Objective
Give every entry again, word for word and in full.

Input
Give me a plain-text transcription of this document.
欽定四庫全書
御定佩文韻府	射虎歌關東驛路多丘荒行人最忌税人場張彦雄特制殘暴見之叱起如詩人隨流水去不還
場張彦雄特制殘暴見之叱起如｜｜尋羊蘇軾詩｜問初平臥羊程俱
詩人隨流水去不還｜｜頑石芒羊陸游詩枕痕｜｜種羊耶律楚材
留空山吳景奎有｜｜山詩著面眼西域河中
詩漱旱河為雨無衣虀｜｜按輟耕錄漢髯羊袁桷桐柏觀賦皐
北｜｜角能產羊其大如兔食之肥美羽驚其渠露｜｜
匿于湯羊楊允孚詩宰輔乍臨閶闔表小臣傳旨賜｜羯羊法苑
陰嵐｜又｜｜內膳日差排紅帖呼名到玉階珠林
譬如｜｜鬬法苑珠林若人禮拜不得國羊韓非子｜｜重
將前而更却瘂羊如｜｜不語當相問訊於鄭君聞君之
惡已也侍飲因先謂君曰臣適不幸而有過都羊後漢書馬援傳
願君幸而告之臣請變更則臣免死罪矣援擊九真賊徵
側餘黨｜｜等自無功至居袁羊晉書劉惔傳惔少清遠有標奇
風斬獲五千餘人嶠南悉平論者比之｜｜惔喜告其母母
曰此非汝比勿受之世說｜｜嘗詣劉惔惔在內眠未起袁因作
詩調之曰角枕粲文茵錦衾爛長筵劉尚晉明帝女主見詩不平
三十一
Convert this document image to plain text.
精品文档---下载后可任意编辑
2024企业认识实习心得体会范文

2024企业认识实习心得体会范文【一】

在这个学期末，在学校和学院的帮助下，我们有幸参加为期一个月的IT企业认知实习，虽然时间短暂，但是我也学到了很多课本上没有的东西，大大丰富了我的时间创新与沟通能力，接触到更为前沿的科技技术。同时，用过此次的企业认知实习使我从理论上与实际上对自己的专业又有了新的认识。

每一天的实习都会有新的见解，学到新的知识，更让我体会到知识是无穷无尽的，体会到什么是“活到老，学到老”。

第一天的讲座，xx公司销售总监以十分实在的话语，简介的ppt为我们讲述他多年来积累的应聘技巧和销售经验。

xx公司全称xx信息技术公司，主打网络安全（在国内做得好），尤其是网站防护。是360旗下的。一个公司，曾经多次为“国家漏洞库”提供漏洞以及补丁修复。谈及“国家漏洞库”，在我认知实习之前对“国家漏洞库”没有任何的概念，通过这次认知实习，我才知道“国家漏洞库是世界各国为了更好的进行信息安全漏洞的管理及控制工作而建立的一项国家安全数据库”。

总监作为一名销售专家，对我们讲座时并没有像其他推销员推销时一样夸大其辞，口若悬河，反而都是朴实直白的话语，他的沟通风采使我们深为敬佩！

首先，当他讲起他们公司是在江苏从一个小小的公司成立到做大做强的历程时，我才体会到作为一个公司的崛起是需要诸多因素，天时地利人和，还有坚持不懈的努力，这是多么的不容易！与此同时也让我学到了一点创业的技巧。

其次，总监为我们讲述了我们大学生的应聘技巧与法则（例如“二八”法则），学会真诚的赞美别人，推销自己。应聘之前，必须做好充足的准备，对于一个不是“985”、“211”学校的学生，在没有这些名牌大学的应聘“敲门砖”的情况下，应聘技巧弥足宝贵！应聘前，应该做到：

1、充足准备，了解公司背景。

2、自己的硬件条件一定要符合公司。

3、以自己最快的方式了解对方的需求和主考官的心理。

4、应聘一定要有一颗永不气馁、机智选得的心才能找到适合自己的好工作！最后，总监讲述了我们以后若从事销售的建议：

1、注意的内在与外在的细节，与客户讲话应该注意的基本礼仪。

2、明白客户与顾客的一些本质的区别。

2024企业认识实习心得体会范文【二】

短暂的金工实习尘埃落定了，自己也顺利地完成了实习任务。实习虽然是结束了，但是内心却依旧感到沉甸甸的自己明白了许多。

Solution below
Give me a plain-text transcription of this document.
欽定四庫全書
御定佩文韻府	射虎歌關東驛路多丘荒行人最忌税人場張彦雄特制殘暴見之叱起如詩人隨流水去不還
場張彦雄特制殘暴見之叱起如｜｜尋羊蘇軾詩｜問初平臥羊程俱
詩人隨流水去不還｜｜頑石芒羊陸游詩枕痕｜｜種羊耶律楚材
留空山吳景奎有｜｜山詩著面眼西域河中
詩漱旱河為雨無衣虀｜｜按輟耕錄漢髯羊袁桷桐柏觀賦皐
北｜｜角能產羊其大如兔食之肥美羽驚其渠露｜｜
匿于湯羊楊允孚詩宰輔乍臨閶闔表小臣傳旨賜｜羯羊法苑
陰嵐｜又｜｜內膳日差排紅帖呼名到玉階珠林
譬如｜｜鬬法苑珠林若人禮拜不得國羊韓非子｜｜重
將前而更却瘂羊如｜｜不語當相問訊於鄭君聞君之
惡已也侍飲因先謂君曰臣適不幸而有過都羊後漢書馬援傳
願君幸而告之臣請變更則臣免死罪矣援擊九真賊徵
側餘黨｜｜等自無功至居袁羊晉書劉惔傳惔少清遠有標奇
風斬獲五千餘人嶠南悉平論者比之｜｜惔喜告其母母
曰此非汝比勿受之世說｜｜嘗詣劉惔惔在內眠未起袁因作
詩調之曰角枕粲文茵錦衾爛長筵劉尚晉明帝女主見詩不平
三十一
Convert this document image to plain text.
精品文档---下载后可任意编辑
2024企业认识实习心得体会范文

2024企业认识实习心得体会范文【一】

在这个学期末，在学校和学院的帮助下，我们有幸参加为期一个月的IT企业认知实习，虽然时间短暂，但是我也学到了很多课本上没有的东西，大大丰富了我的时间创新与沟通能力，接触到更为前沿的科技技术。同时，用过此次的企业认知实习使我从理论上与实际上对自己的专业又有了新的认识。

每一天的实习都会有新的见解，学到新的知识，更让我体会到知识是无穷无尽的，体会到什么是“活到老，学到老”。

第一天的讲座，xx公司销售总监以十分实在的话语，简介的ppt为我们讲述他多年来积累的应聘技巧和销售经验。

xx公司全称xx信息技术公司，主打网络安全（在国内做得好），尤其是网站防护。是360旗下的。一个公司，曾经多次为“国家漏洞库”提供漏洞以及补丁修复。谈及“国家漏洞库”，在我认知实习之前对“国家漏洞库”没有任何的概念，通过这次认知实习，我才知道“国家漏洞库是世界各国为了更好的进行信息安全漏洞的管理及控制工作而建立的一项国家安全数据库”。

总监作为一名销售专家，对我们讲座时并没有像其他推销员推销时一样夸大其辞，口若悬河，反而都是朴实直白的话语，他的沟通风采使我们深为敬佩！

首先，当他讲起他们公司是在江苏从一个小小的公司成立到做大做强的历程时，我才体会到作为一个公司的崛起是需要诸多因素，天时地利人和，还有坚持不懈的努力，这是多么的不容易！与此同时也让我学到了一点创业的技巧。

其次，总监为我们讲述了我们大学生的应聘技巧与法则（例如“二八”法则），学会真诚的赞美别人，推销自己。应聘之前，必须做好充足的准备，对于一个不是“985”、“211”学校的学生，在没有这些名牌大学的应聘“敲门砖”的情况下，应聘技巧弥足宝贵！应聘前，应该做到：

1、充足准备，了解公司背景。

2、自己的硬件条件一定要符合公司。

3、以自己最快的方式了解对方的需求和主考官的心理。

4、应聘一定要有一颗永不气馁、机智选得的心才能找到适合自己的好工作！最后，总监讲述了我们以后若从事销售的建议：

1、注意的内在与外在的细节，与客户讲话应该注意的基本礼仪。

2、明白客户与顾客的一些本质的区别。

2024企业认识实习心得体会范文【二】

短暂的金工实习尘埃落定了，自己也顺利地完成了实习任务。实习虽然是结束了，但是内心却依旧感到沉甸甸的自己明白了许多。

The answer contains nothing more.